▶ _Exercise task_
Lay out the lines running from the one containing "identify all the" through the one containing "volume-bar [600, 346, 605, 406]", both included, as a numbered list, and omit any blank lines. List only those lines.

[Collected data entries]

------------------------

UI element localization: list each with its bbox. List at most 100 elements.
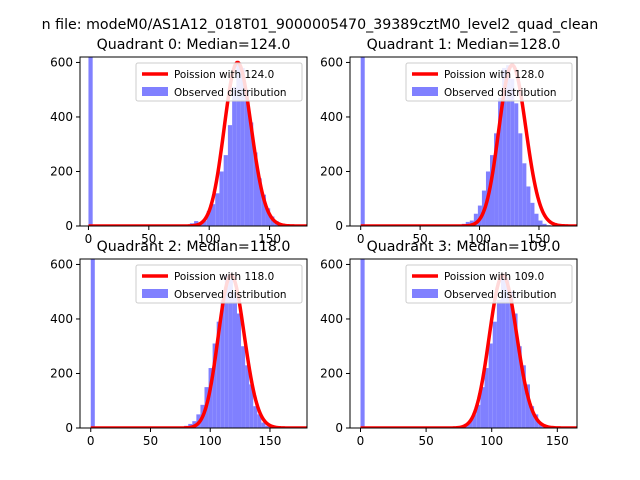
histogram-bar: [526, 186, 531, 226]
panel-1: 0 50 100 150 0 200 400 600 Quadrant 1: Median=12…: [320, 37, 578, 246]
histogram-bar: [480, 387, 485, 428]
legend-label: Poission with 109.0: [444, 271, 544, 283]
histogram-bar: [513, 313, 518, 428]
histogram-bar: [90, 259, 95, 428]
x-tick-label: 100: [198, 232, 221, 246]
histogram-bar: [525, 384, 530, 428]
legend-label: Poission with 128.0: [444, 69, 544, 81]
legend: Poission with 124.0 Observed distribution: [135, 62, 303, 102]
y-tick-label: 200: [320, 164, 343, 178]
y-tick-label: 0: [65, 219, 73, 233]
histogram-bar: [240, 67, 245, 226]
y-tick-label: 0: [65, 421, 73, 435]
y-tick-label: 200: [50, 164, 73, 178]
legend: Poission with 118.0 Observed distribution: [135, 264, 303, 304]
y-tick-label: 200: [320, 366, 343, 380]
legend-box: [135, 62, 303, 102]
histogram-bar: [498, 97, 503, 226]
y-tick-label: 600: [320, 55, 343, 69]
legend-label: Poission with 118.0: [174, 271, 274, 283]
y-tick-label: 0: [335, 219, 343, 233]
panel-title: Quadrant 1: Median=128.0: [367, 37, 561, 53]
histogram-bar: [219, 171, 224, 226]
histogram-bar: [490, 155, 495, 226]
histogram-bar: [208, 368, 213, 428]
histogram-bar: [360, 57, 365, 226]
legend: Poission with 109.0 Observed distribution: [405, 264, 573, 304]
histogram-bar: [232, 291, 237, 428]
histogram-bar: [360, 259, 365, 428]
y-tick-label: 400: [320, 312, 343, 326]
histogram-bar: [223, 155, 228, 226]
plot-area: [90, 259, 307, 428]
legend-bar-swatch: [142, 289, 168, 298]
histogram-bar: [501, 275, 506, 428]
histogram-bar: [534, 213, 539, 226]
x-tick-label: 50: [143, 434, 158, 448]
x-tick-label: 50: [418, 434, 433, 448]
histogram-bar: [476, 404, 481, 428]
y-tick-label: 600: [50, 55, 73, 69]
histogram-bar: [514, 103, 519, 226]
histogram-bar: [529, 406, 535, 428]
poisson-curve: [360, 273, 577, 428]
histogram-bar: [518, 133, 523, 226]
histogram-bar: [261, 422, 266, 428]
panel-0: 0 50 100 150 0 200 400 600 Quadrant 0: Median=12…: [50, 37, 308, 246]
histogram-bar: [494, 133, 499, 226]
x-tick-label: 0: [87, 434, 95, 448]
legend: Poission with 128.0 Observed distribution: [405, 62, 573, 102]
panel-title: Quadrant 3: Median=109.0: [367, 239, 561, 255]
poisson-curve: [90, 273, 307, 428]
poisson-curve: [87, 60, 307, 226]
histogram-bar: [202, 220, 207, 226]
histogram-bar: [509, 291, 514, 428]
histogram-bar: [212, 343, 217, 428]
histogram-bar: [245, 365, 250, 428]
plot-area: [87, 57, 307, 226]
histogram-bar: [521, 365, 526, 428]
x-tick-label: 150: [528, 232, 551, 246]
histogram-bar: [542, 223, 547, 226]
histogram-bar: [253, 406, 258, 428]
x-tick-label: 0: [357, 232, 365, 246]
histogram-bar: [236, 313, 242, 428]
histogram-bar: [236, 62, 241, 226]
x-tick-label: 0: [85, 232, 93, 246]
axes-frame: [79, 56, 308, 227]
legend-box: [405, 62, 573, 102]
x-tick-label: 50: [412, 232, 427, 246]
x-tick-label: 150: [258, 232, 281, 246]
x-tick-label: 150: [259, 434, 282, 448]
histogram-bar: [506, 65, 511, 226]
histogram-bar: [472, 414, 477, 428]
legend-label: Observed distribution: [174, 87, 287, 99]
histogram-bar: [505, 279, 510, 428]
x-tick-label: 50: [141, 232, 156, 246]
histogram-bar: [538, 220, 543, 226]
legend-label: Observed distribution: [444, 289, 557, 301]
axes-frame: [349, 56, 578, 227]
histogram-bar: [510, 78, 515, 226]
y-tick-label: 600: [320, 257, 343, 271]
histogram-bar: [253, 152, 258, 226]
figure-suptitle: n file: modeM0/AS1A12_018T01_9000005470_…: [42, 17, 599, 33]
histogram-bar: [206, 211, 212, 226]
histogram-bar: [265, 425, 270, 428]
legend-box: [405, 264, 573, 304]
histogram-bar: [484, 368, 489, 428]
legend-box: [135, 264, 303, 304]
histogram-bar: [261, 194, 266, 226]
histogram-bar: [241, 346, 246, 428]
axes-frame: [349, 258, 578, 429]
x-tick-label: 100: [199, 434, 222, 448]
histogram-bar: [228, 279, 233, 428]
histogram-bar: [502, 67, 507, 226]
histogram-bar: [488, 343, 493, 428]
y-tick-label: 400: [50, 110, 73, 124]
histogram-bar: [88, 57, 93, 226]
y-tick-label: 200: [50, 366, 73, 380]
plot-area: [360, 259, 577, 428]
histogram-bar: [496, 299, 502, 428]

------------------------

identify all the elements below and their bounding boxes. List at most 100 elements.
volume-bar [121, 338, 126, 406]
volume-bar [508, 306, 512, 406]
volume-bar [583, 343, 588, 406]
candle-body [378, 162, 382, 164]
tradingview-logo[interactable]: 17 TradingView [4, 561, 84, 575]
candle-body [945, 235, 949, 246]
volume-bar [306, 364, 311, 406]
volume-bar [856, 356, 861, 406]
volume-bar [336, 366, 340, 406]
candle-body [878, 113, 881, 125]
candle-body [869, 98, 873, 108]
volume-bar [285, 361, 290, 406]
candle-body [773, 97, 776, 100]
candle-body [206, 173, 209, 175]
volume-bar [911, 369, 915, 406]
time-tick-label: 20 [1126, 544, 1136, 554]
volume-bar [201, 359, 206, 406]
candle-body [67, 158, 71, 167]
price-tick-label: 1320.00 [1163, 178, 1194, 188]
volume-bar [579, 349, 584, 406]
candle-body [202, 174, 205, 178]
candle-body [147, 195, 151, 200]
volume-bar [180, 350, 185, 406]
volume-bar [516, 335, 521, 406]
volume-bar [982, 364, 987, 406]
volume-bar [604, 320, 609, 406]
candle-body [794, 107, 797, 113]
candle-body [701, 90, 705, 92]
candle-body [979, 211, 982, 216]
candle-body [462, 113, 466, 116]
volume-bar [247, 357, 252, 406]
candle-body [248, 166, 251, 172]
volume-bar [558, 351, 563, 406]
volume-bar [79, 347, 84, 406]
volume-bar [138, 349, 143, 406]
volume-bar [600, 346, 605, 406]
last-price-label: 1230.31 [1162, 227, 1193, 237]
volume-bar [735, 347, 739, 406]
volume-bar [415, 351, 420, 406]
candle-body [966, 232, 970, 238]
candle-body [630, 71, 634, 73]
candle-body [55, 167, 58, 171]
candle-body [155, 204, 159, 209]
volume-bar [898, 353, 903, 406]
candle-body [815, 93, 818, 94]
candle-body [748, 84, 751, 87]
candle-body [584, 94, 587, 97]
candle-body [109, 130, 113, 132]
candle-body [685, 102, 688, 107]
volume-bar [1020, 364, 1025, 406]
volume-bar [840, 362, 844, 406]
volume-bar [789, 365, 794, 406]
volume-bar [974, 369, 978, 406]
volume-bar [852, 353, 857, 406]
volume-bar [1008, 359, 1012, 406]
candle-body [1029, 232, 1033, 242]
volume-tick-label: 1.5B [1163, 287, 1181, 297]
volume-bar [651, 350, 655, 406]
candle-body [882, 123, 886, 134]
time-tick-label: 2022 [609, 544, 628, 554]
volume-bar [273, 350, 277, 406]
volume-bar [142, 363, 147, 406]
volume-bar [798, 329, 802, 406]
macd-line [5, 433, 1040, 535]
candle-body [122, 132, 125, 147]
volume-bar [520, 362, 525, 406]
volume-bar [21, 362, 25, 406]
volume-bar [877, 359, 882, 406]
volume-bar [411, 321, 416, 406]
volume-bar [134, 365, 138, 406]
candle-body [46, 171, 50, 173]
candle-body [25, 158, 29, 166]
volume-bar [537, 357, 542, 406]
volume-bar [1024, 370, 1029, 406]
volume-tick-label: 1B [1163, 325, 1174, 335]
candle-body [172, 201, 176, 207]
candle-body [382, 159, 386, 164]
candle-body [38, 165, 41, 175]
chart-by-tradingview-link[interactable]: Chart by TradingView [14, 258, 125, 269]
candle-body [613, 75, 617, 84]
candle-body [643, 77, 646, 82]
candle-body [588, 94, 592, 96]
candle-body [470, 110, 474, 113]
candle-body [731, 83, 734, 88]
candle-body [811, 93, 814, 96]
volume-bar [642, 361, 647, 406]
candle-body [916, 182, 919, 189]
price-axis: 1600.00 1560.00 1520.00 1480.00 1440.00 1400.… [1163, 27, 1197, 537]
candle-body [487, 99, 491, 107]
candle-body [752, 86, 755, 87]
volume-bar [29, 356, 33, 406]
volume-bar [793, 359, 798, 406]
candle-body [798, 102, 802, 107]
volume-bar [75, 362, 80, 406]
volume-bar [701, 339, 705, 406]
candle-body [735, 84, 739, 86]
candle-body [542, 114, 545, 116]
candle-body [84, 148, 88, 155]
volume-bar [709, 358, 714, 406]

------------------------

▶ _Answer to this exercise_
1. identify all the elements below and their bounding boxes. List at most 100 elements.
2. volume-bar [121, 338, 126, 406]
3. volume-bar [508, 306, 512, 406]
4. volume-bar [583, 343, 588, 406]
5. candle-body [378, 162, 382, 164]
6. tradingview-logo[interactable]: 17 TradingView [4, 561, 84, 575]
7. candle-body [945, 235, 949, 246]
8. volume-bar [306, 364, 311, 406]
9. volume-bar [856, 356, 861, 406]
10. volume-bar [336, 366, 340, 406]
11. candle-body [878, 113, 881, 125]
12. candle-body [869, 98, 873, 108]
13. volume-bar [285, 361, 290, 406]
14. candle-body [773, 97, 776, 100]
15. candle-body [206, 173, 209, 175]
16. volume-bar [911, 369, 915, 406]
17. time-tick-label: 20 [1126, 544, 1136, 554]
18. volume-bar [201, 359, 206, 406]
19. candle-body [67, 158, 71, 167]
20. price-tick-label: 1320.00 [1163, 178, 1194, 188]
21. volume-bar [579, 349, 584, 406]
22. candle-body [202, 174, 205, 178]
23. candle-body [147, 195, 151, 200]
24. volume-bar [180, 350, 185, 406]
25. volume-bar [516, 335, 521, 406]
26. volume-bar [982, 364, 987, 406]
27. volume-bar [604, 320, 609, 406]
28. candle-body [794, 107, 797, 113]
29. candle-body [701, 90, 705, 92]
30. candle-body [979, 211, 982, 216]
31. candle-body [462, 113, 466, 116]
32. volume-bar [247, 357, 252, 406]
33. candle-body [248, 166, 251, 172]
34. volume-bar [558, 351, 563, 406]
35. volume-bar [79, 347, 84, 406]
36. volume-bar [138, 349, 143, 406]
37. volume-bar [600, 346, 605, 406]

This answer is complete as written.